**INSTRUCTIONS FOR THE TASK:**
Wherever the word "chevron" turns up in a line of the entries, copy that line.
"""
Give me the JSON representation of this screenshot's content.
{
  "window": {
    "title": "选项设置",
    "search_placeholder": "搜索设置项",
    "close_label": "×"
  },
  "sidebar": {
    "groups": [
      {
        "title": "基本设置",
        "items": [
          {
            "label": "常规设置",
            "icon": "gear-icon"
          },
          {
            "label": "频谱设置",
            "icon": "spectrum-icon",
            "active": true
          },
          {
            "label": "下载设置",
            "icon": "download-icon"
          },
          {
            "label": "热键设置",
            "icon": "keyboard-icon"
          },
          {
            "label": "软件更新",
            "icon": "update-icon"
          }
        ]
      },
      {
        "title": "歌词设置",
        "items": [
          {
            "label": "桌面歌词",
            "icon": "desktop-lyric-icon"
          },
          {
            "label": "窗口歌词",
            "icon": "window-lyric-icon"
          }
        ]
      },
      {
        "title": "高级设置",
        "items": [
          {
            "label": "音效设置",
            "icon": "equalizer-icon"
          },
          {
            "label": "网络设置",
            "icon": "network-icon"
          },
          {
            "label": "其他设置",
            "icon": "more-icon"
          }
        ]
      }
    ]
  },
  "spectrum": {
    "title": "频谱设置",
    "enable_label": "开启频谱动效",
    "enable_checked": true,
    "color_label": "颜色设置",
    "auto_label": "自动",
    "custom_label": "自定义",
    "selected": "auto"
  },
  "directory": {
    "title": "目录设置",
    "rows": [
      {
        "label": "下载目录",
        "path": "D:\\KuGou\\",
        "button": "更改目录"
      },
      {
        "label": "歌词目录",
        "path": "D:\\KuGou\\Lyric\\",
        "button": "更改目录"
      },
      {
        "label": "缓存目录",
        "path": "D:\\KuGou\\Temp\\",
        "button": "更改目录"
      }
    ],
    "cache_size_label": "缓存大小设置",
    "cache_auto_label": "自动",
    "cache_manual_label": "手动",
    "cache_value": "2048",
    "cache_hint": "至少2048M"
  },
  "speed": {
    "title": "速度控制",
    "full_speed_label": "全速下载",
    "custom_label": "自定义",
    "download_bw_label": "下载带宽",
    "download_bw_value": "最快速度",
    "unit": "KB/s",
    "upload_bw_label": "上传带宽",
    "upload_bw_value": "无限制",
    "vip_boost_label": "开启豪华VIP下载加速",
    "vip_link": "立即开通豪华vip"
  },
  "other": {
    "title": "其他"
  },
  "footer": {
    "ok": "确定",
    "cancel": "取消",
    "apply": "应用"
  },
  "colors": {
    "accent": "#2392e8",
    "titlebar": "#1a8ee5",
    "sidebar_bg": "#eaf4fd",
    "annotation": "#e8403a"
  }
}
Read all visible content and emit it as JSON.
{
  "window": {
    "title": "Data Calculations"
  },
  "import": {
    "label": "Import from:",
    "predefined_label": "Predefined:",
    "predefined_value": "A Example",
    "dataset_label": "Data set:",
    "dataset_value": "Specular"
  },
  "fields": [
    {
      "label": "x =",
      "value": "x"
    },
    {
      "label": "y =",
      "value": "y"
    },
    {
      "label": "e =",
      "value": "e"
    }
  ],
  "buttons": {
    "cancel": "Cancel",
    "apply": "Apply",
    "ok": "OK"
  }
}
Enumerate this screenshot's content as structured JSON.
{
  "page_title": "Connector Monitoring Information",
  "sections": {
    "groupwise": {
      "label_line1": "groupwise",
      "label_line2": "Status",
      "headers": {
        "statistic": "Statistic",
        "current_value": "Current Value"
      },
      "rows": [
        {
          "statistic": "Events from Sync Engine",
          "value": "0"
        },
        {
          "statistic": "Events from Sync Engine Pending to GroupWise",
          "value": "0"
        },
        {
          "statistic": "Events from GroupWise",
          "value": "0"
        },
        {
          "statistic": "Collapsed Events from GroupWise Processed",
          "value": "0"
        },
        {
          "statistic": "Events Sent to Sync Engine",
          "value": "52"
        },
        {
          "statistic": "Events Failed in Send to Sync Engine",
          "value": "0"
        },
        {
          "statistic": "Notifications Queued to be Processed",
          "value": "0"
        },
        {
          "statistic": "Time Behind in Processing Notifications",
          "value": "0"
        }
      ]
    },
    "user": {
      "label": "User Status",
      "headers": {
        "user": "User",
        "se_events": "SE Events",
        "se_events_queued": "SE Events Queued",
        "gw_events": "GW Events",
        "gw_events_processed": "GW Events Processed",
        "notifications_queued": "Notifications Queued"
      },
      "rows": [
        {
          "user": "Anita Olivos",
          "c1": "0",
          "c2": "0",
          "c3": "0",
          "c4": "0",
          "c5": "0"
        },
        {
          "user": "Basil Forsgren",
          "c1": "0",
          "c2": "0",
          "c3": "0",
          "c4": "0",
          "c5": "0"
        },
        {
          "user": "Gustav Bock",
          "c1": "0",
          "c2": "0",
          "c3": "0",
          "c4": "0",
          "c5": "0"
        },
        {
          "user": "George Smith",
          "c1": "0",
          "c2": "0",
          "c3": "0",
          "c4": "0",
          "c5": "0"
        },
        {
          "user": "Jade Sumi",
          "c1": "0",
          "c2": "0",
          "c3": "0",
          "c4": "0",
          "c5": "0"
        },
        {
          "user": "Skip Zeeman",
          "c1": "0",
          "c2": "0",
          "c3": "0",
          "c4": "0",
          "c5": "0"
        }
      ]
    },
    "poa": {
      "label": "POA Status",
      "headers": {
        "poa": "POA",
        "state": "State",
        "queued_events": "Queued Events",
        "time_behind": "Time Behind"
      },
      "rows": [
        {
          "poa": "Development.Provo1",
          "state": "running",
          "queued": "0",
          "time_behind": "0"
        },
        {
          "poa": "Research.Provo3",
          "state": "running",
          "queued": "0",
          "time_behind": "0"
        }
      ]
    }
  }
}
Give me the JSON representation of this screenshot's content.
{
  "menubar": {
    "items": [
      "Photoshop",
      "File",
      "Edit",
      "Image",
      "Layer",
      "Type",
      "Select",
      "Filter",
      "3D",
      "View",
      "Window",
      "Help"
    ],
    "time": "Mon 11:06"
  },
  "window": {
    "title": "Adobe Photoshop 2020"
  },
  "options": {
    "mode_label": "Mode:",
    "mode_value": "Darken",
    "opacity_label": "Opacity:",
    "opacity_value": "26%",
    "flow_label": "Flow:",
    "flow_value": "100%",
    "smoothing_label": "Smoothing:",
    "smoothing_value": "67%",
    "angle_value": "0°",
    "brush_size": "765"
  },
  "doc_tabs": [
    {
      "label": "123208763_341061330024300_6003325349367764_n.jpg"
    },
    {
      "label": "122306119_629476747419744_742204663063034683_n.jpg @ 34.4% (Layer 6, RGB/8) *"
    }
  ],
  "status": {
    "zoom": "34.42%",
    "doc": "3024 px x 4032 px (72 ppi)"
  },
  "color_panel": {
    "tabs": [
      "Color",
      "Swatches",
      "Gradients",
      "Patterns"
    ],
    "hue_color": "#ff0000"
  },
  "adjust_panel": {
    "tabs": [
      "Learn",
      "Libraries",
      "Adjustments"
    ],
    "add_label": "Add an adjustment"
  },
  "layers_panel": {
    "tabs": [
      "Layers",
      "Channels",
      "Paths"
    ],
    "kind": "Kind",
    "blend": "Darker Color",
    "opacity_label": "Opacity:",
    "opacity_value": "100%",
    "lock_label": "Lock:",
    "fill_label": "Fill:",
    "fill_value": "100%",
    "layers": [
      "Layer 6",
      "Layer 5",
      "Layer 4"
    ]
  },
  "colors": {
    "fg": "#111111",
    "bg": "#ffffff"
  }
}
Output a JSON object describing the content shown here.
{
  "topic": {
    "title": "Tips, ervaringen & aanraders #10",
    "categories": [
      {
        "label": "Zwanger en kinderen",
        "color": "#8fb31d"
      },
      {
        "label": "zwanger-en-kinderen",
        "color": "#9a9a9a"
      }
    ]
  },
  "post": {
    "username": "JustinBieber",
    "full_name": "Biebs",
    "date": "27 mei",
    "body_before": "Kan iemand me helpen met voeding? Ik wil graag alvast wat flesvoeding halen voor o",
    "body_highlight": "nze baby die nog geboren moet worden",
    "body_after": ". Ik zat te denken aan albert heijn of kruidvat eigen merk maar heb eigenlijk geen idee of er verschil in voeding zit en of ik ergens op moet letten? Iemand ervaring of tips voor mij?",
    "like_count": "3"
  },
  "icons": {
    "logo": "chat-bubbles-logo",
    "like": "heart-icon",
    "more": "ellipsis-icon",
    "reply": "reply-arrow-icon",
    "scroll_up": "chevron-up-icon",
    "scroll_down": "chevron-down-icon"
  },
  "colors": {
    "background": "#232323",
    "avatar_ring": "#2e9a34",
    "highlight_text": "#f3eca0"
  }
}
"""
**ANSWER FOR THIS EXERCISE:**
    "scroll_up": "chevron-up-icon",
    "scroll_down": "chevron-down-icon"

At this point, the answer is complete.